Il n’y aura pas d’accord de « non-censure ». Ce serait un absurde brevet de docilité. Cette trouvaille, d’abord proposée comme un appât par Boris Vallaud, et reprise, sans aucune concertation ni alerte, par tout le PS, est une chimère. Il n’est d’ailleurs pas très républicain de demander à une assemblée parlementaire de renoncer à un de ses pouvoirs contre une promesse de l’exécutif de ne pas abuser de son pouvoir. Parfois, le temps long montre son museau. La SFIO a voté la constitution de la cinquième République. Cet échange n’aura pas lieu. Ni aujourd’hui, ni demain, ni jamais. Les insoumis ne le permettront pas tant que le NFP existera. D’une certaine façon, la danse du ventre de nos partenaires du Nouveau Front Populaire quand ils ont accepté de jouer la comédie de la négociation aura aussi bien servi nos plans. D’une part, elle a montré pour finir combien une telle façon de faire ne mène nulle part sinon au ridicule. « Faut-il qu’ils soient ou bien naïfs ou bien comédiens » se disent les gens, quand ils restent polis… ! Peu importe. Car cela souligne surtout à présent l’absolu isolement de la macronie. Et puisque tout le monde au Nouveau Front Populaire votera la censure, si j’en crois ce qu’ils ont dit dans le journal, alors voici le deuxième avantage de situation : toute la charge du soutien à Macron repose sur Le Pen si les députés RN ne la votaient pas ! Et c’est cela que les médias appellent « Le Pen maître du jeu » ! En fait tout ce joli monde est enlisé jusqu’aux essieux. Et il n’y a qu’une sortie commune : censure et destitution.
Le gain pour nous, insoumis, est considérable. Il n’y a pas d’alternative au Nouveau Front Populaire pour ses éléments les plus récalcitrants. Il n’y a pas d’alternative aux insoumis pour constituer une autre majorité. La thèse de l’alliance centriste est morte pour longtemps. Son programme n’existe pas, ses leadeurs non plus. François Bayrou est resté tout seul avec ses formules alambiquées et ses pièges verbeux à deux sous. Il n’échappera pas au calendrier. Il n’échappera pas à la réalité du contexte politique né des suites de la dissolution. Il n’échappera pas aux Balkans macronistes, ni aux vendettas de LR.
Seul le retour aux urnes peut redessiner une carte stable et légitime. C’est la règle en démocratie. Dans ces conditions, il ne reste plus qu’un objectif immédiat à François Bayrou : il lui faut durer ! Point final. Durer pour lui-même, durer pour protéger les trente derniers mois de Macron, le monarque vaincu dans son palais branlant. Durer pour continuer à faire autant de libéralisme que possible à coups de décrets. Pour durer, n’importe quelle palinodie lui conviendra. En arrière-plan pour certains, la promesse d’une proportionnelle de confort. Elle n’engage que ceux qui y croient, évidemment.

════════════════

*Consigne 1*.
Recopiez les lignes du listing qui vont de celle contenant « List UI elements » jusqu'à celle contenant « radio-goods-service-input[interactable] xyxy=(56,161,66,171) », toutes deux comprises, en substituant « positions » à « coordinates » sans rien modifier d'autre.
Le texte et le listing proviennent de sources différentes.

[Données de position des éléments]
════════════════

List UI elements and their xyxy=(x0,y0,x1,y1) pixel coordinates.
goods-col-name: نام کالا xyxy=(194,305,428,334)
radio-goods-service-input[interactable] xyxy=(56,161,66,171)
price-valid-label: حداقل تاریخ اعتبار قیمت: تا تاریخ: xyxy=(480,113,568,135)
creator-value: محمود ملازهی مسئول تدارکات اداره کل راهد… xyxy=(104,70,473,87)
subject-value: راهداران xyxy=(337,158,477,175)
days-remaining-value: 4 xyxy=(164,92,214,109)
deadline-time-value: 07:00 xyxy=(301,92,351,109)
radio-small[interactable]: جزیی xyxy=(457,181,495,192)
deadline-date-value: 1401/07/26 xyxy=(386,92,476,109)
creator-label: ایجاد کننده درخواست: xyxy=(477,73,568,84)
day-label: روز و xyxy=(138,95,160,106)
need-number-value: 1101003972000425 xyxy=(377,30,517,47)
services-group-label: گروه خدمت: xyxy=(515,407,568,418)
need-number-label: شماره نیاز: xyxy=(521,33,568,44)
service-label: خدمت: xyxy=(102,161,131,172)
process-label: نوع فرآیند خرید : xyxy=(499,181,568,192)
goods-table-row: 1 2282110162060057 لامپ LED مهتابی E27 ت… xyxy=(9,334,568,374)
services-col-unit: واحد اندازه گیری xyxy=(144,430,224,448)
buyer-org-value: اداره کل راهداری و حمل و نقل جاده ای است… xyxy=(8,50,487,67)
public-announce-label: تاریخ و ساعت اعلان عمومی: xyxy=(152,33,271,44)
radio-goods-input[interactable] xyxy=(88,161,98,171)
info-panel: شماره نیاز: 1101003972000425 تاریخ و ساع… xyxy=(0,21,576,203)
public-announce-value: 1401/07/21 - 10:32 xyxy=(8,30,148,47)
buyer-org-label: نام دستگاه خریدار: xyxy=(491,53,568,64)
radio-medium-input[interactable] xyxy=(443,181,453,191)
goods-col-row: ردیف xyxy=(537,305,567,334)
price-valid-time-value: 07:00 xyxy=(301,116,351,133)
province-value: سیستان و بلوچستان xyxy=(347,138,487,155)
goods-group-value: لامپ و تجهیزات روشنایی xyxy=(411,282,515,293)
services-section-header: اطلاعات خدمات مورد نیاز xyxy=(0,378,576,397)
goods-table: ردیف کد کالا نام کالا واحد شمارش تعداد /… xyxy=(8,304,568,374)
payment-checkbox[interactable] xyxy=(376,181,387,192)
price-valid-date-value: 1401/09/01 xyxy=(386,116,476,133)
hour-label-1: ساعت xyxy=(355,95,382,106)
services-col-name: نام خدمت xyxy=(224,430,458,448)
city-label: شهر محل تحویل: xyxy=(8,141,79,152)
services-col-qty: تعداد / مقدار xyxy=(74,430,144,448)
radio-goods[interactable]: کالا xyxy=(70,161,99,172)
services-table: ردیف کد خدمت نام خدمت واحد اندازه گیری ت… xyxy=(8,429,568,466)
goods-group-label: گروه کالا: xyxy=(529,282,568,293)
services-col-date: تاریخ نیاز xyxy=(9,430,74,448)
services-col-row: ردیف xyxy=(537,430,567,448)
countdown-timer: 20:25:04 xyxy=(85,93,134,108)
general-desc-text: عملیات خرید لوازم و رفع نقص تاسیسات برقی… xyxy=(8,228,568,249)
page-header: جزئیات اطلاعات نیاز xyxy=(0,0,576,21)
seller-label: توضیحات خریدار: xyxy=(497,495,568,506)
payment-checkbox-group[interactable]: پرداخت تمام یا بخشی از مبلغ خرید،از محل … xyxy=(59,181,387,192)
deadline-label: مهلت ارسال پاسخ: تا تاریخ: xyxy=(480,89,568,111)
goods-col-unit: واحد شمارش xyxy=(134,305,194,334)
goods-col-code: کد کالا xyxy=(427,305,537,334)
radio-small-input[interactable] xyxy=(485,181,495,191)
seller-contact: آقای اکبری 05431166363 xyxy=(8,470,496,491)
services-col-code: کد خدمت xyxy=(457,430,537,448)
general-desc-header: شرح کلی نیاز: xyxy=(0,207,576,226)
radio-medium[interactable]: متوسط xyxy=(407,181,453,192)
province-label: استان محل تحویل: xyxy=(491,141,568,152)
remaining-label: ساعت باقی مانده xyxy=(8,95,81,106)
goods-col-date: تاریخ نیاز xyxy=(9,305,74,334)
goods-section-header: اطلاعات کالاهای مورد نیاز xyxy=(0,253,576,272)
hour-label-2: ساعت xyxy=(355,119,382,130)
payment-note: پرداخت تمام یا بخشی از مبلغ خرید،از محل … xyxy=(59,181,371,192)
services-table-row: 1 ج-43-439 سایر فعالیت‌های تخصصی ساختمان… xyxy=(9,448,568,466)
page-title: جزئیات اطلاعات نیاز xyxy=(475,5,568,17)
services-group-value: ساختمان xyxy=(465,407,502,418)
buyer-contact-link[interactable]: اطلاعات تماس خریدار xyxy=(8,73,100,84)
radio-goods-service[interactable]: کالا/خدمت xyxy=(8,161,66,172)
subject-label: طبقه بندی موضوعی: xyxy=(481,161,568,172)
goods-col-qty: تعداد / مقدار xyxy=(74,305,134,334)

════════════════

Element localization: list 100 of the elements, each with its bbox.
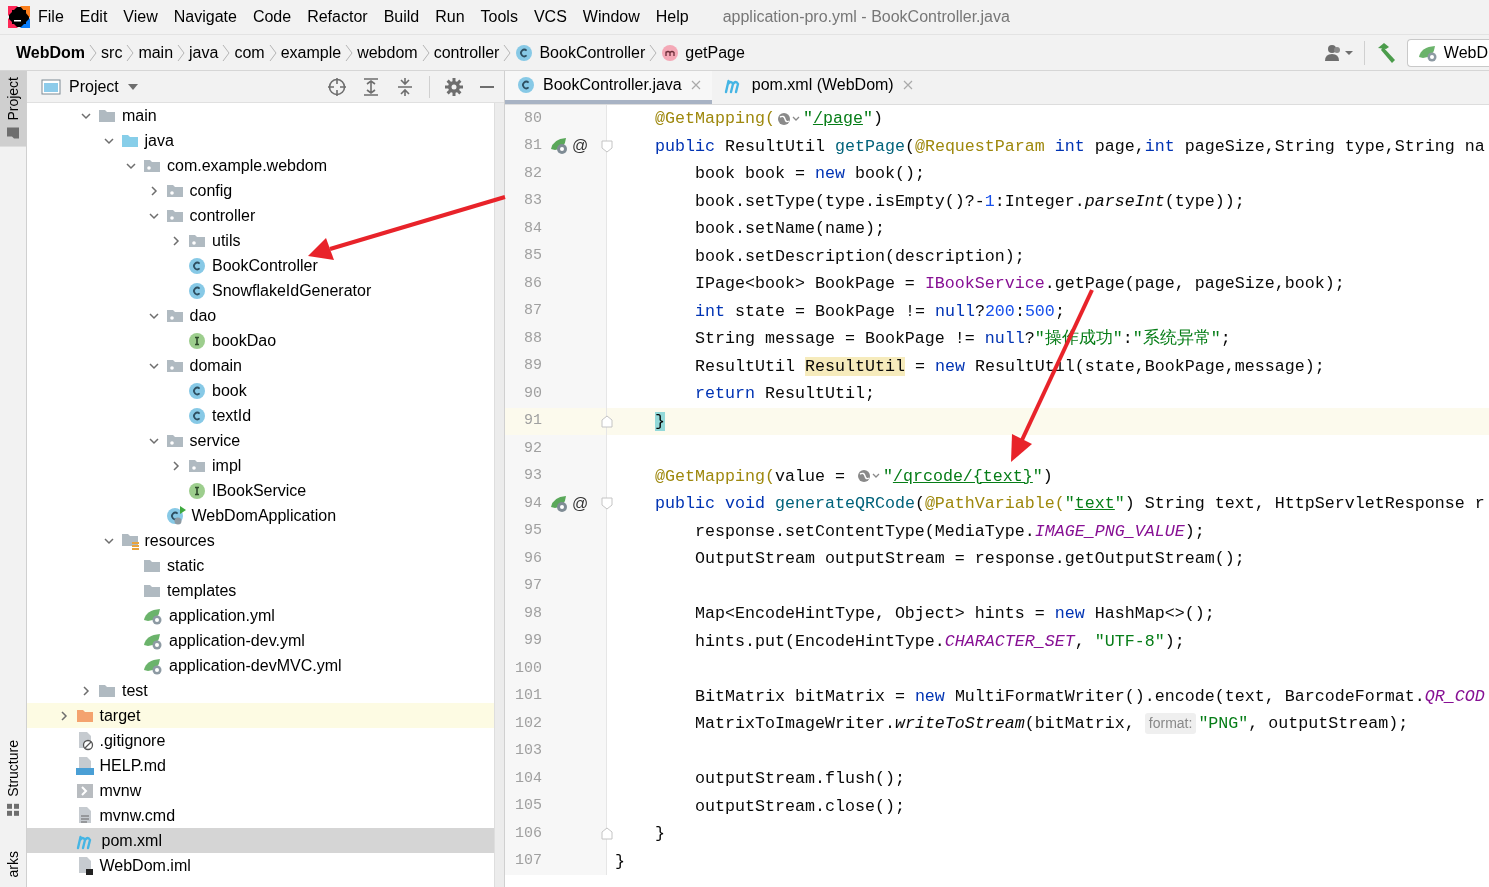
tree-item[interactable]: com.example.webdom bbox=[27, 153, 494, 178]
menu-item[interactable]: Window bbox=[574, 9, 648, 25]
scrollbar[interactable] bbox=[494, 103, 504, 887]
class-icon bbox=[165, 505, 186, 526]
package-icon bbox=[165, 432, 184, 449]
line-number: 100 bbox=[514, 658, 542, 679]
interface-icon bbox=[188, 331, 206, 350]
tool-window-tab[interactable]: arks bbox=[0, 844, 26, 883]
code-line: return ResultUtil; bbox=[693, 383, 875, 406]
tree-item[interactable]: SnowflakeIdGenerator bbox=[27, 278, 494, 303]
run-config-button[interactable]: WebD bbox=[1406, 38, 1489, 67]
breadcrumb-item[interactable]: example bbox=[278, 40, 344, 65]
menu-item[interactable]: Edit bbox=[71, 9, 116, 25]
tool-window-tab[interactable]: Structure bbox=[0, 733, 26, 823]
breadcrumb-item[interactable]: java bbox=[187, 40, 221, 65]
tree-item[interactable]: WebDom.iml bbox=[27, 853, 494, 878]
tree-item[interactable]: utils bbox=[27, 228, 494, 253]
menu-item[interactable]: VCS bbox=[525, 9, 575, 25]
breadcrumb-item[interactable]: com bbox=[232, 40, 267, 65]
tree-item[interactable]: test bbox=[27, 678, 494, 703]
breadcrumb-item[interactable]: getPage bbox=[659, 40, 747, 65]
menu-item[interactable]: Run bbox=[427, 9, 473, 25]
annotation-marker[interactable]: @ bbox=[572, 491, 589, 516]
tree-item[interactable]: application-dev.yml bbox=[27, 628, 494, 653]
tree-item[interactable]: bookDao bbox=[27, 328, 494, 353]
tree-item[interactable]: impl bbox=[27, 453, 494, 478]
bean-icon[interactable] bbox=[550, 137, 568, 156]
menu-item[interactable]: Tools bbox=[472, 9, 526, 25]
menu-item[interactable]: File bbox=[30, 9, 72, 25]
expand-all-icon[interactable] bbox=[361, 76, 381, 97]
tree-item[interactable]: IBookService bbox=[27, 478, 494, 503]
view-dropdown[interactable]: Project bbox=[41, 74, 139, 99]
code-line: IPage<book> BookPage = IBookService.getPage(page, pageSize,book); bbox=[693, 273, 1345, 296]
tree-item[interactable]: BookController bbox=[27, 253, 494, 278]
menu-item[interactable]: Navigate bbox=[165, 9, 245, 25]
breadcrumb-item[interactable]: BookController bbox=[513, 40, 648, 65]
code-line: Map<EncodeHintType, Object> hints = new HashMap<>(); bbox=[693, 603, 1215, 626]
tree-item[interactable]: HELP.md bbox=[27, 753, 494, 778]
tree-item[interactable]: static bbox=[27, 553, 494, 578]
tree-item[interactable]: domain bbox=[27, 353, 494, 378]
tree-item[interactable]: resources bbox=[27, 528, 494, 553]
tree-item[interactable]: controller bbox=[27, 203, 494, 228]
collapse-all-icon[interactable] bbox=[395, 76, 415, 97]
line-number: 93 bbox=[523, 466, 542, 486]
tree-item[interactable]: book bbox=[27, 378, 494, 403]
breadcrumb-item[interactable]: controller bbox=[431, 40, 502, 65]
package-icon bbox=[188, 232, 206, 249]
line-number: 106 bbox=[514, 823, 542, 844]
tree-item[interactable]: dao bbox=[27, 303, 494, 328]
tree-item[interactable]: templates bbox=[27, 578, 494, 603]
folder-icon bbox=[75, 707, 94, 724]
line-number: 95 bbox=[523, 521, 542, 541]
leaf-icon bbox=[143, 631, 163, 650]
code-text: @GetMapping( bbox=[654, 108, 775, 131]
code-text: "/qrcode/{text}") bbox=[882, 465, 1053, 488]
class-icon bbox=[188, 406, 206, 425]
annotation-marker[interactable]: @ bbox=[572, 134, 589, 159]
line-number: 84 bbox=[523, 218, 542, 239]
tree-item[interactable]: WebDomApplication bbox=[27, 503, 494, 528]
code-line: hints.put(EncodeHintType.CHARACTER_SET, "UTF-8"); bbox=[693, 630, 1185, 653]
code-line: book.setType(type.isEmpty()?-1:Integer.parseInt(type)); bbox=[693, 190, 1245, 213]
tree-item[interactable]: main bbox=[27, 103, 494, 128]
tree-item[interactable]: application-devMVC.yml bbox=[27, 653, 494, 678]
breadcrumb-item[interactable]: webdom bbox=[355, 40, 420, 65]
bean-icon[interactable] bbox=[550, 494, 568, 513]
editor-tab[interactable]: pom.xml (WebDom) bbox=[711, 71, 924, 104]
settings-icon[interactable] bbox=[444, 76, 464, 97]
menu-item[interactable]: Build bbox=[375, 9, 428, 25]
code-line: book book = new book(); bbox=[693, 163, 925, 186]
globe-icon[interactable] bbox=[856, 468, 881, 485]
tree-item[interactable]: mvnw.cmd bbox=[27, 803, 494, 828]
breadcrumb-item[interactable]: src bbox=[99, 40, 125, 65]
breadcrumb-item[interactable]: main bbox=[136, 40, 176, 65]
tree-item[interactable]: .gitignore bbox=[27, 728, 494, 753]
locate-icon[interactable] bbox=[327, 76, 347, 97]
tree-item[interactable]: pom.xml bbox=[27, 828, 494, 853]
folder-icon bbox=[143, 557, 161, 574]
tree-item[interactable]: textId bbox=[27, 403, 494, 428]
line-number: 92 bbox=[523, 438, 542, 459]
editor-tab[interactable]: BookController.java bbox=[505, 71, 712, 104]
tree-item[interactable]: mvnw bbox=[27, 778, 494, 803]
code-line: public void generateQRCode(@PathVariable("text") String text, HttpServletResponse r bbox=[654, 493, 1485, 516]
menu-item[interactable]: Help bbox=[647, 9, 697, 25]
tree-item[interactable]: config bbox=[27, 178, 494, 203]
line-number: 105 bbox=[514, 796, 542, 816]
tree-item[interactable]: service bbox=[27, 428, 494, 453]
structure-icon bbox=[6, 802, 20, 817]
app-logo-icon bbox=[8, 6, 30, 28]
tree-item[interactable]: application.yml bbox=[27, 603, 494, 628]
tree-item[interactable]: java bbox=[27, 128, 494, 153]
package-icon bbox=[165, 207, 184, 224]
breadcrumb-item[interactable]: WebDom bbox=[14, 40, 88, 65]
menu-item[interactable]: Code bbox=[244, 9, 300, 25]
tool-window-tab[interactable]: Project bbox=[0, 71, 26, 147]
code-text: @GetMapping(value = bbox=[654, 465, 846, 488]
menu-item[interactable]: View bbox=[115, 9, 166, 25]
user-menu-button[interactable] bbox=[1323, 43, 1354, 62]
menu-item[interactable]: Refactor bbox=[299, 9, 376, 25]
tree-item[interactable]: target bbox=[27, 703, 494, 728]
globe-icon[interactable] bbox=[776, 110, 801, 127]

════════════════

*Consigne 2*.
Résumez le texte source en deux phrases.

*Réponse complète 1*.
List UI elements and their xyxy=(x0,y0,x1,y1) pixel positions.
goods-col-name: نام کالا xyxy=(194,305,428,334)
radio-goods-service-input[interactable] xyxy=(56,161,66,171)

*Réponse complète 2*.
Le texte rejette tout accord de « non-censure », idée reprise par le PS, et affirme que si tout le Nouveau Front Populaire vote la censure, le soutien à Macron reposera entièrement sur Le Pen, la seule sortie commune étant la censure et la destitution. Il juge la thèse de l'alliance centriste morte pour longtemps et estime que François Bayrou n'a plus qu'un objectif, durer, alors que seul le retour aux urnes peut redessiner une carte stable et légitime.